## EXERCISE PROMPT
Format every line of the items below as a numbered list, omitting any blank lines.

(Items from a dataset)
------------------------
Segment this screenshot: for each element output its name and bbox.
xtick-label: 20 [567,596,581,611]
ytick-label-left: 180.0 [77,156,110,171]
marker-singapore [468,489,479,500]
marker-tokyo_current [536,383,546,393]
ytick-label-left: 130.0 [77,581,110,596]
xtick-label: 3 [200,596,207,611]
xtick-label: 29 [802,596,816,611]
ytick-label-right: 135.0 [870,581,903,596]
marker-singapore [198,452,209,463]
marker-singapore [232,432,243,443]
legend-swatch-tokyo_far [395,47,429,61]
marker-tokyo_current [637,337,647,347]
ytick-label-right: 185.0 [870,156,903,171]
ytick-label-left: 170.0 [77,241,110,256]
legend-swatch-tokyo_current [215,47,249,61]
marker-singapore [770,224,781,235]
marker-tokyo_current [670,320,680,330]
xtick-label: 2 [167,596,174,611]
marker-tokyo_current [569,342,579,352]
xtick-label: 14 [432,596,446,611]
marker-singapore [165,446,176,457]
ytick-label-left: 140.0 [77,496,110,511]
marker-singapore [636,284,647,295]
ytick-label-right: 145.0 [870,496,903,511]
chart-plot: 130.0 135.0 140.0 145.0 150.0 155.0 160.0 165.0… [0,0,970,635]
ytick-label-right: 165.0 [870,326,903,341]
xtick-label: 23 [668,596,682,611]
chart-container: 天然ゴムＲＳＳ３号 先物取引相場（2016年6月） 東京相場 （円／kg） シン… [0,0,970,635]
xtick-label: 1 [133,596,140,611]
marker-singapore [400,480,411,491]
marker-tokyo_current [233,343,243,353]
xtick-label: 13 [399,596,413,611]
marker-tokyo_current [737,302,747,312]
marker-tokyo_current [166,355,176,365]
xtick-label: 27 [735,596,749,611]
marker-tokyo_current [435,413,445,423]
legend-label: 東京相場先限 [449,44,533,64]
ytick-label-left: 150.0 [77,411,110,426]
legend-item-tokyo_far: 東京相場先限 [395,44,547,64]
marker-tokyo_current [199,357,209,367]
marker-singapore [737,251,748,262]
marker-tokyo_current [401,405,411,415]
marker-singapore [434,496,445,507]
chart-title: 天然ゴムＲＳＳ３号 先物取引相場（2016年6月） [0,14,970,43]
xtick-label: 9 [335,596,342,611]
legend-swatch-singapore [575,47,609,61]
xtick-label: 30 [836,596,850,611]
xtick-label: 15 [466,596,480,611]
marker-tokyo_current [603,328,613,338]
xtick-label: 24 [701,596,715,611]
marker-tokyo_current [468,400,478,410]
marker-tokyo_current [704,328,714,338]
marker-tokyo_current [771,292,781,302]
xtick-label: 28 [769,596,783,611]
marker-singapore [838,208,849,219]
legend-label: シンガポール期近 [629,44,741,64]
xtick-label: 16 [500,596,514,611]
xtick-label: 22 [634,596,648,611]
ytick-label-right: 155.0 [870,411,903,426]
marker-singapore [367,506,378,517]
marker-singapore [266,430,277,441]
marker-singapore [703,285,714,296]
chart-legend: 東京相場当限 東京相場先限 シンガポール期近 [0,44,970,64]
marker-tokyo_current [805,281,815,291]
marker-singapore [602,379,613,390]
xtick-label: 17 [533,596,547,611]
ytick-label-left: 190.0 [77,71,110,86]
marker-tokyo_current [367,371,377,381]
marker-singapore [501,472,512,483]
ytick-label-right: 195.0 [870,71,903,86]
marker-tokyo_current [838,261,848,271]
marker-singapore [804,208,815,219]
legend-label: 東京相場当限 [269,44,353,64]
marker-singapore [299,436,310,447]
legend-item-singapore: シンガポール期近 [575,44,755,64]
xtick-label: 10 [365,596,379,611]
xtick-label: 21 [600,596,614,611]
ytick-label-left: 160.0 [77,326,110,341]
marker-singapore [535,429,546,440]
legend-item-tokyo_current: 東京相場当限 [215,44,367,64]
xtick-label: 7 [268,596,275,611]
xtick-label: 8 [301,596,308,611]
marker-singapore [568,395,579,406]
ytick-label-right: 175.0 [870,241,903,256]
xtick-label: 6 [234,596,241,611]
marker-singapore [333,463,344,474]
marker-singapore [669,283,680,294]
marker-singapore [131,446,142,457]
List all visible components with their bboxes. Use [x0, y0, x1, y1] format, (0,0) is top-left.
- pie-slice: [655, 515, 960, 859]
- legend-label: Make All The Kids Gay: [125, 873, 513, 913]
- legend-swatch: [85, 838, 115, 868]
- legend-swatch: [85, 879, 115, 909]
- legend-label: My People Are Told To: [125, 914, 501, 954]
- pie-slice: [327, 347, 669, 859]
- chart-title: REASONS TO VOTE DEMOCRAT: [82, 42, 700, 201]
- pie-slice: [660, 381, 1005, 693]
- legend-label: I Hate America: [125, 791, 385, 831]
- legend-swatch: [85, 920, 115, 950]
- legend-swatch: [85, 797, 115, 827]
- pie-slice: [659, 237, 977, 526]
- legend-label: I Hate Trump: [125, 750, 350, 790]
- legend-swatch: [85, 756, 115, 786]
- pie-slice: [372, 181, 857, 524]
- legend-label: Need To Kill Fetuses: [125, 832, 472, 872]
------------------------
## WRITTEN RESPONSE
1. Segment this screenshot: for each element output its name and bbox.
2. xtick-label: 20 [567,596,581,611]
3. ytick-label-left: 180.0 [77,156,110,171]
4. marker-singapore [468,489,479,500]
5. marker-tokyo_current [536,383,546,393]
6. ytick-label-left: 130.0 [77,581,110,596]
7. xtick-label: 3 [200,596,207,611]
8. xtick-label: 29 [802,596,816,611]
9. ytick-label-right: 135.0 [870,581,903,596]
10. marker-singapore [198,452,209,463]
11. marker-singapore [232,432,243,443]
12. legend-swatch-tokyo_far [395,47,429,61]
13. marker-tokyo_current [637,337,647,347]
14. ytick-label-right: 185.0 [870,156,903,171]
15. ytick-label-left: 170.0 [77,241,110,256]
16. legend-swatch-tokyo_current [215,47,249,61]
17. marker-singapore [770,224,781,235]
18. marker-tokyo_current [670,320,680,330]
19. xtick-label: 2 [167,596,174,611]
20. marker-tokyo_current [569,342,579,352]
21. xtick-label: 14 [432,596,446,611]
22. marker-singapore [165,446,176,457]
23. ytick-label-left: 140.0 [77,496,110,511]
24. marker-singapore [636,284,647,295]
25. ytick-label-right: 145.0 [870,496,903,511]
26. chart-plot: 130.0 135.0 140.0 145.0 150.0 155.0 160.0 165.0… [0,0,970,635]
27. ytick-label-right: 165.0 [870,326,903,341]
28. xtick-label: 23 [668,596,682,611]
29. chart-container: 天然ゴムＲＳＳ３号 先物取引相場（2016年6月） 東京相場 （円／kg） シン… [0,0,970,635]
30. xtick-label: 1 [133,596,140,611]
31. marker-singapore [400,480,411,491]
32. marker-tokyo_current [233,343,243,353]
33. xtick-label: 13 [399,596,413,611]
34. marker-tokyo_current [737,302,747,312]
35. marker-tokyo_current [166,355,176,365]
36. xtick-label: 27 [735,596,749,611]
37. marker-tokyo_current [435,413,445,423]
38. legend-label: 東京相場先限 [449,44,533,64]
39. ytick-label-left: 150.0 [77,411,110,426]
40. legend-item-tokyo_far: 東京相場先限 [395,44,547,64]
41. marker-tokyo_current [199,357,209,367]
42. marker-singapore [737,251,748,262]
43. marker-tokyo_current [401,405,411,415]
44. marker-singapore [434,496,445,507]
45. chart-title: 天然ゴムＲＳＳ３号 先物取引相場（2016年6月） [0,14,970,43]
46. xtick-label: 9 [335,596,342,611]
47. legend-swatch-singapore [575,47,609,61]
48. xtick-label: 30 [836,596,850,611]
49. xtick-label: 15 [466,596,480,611]
50. marker-tokyo_current [603,328,613,338]
51. xtick-label: 24 [701,596,715,611]
52. marker-tokyo_current [468,400,478,410]
53. marker-tokyo_current [704,328,714,338]
54. marker-tokyo_current [771,292,781,302]
55. xtick-label: 28 [769,596,783,611]
56. marker-singapore [838,208,849,219]
57. legend-label: シンガポール期近 [629,44,741,64]
58. xtick-label: 16 [500,596,514,611]
59. xtick-label: 22 [634,596,648,611]
60. ytick-label-right: 155.0 [870,411,903,426]
61. marker-singapore [367,506,378,517]
62. marker-singapore [266,430,277,441]
63. marker-singapore [703,285,714,296]
64. chart-legend: 東京相場当限 東京相場先限 シンガポール期近 [0,44,970,64]
65. marker-tokyo_current [805,281,815,291]
66. marker-singapore [602,379,613,390]
67. xtick-label: 17 [533,596,547,611]
68. ytick-label-left: 190.0 [77,71,110,86]
69. marker-tokyo_current [367,371,377,381]
70. marker-singapore [501,472,512,483]
71. ytick-label-right: 195.0 [870,71,903,86]
72. marker-tokyo_current [838,261,848,271]
73. marker-singapore [804,208,815,219]
74. legend-label: 東京相場当限 [269,44,353,64]
75. marker-singapore [299,436,310,447]
76. legend-item-singapore: シンガポール期近 [575,44,755,64]
77. xtick-label: 10 [365,596,379,611]
78. xtick-label: 21 [600,596,614,611]
79. ytick-label-left: 160.0 [77,326,110,341]
80. marker-singapore [535,429,546,440]
81. legend-item-tokyo_current: 東京相場当限 [215,44,367,64]
82. xtick-label: 7 [268,596,275,611]
83. xtick-label: 8 [301,596,308,611]
84. marker-singapore [568,395,579,406]
85. ytick-label-right: 175.0 [870,241,903,256]
86. xtick-label: 6 [234,596,241,611]
87. marker-singapore [333,463,344,474]
88. marker-singapore [669,283,680,294]
89. marker-singapore [131,446,142,457]
90. List all visible components with their bboxes. Use [x0, y0, x1, y1] format, (0,0) is top-left.
91. - pie-slice: [655, 515, 960, 859]
92. - legend-label: Make All The Kids Gay: [125, 873, 513, 913]
93. - legend-swatch: [85, 838, 115, 868]
94. - legend-swatch: [85, 879, 115, 909]
95. - legend-label: My People Are Told To: [125, 914, 501, 954]
96. - pie-slice: [327, 347, 669, 859]
97. - chart-title: REASONS TO VOTE DEMOCRAT: [82, 42, 700, 201]
98. - pie-slice: [660, 381, 1005, 693]
99. - legend-label: I Hate America: [125, 791, 385, 831]
100. - legend-swatch: [85, 920, 115, 950]
101. - legend-swatch: [85, 797, 115, 827]
102. - pie-slice: [659, 237, 977, 526]
103. - legend-label: I Hate Trump: [125, 750, 350, 790]
104. - legend-swatch: [85, 756, 115, 786]
105. - pie-slice: [372, 181, 857, 524]
106. - legend-label: Need To Kill Fetuses: [125, 832, 472, 872]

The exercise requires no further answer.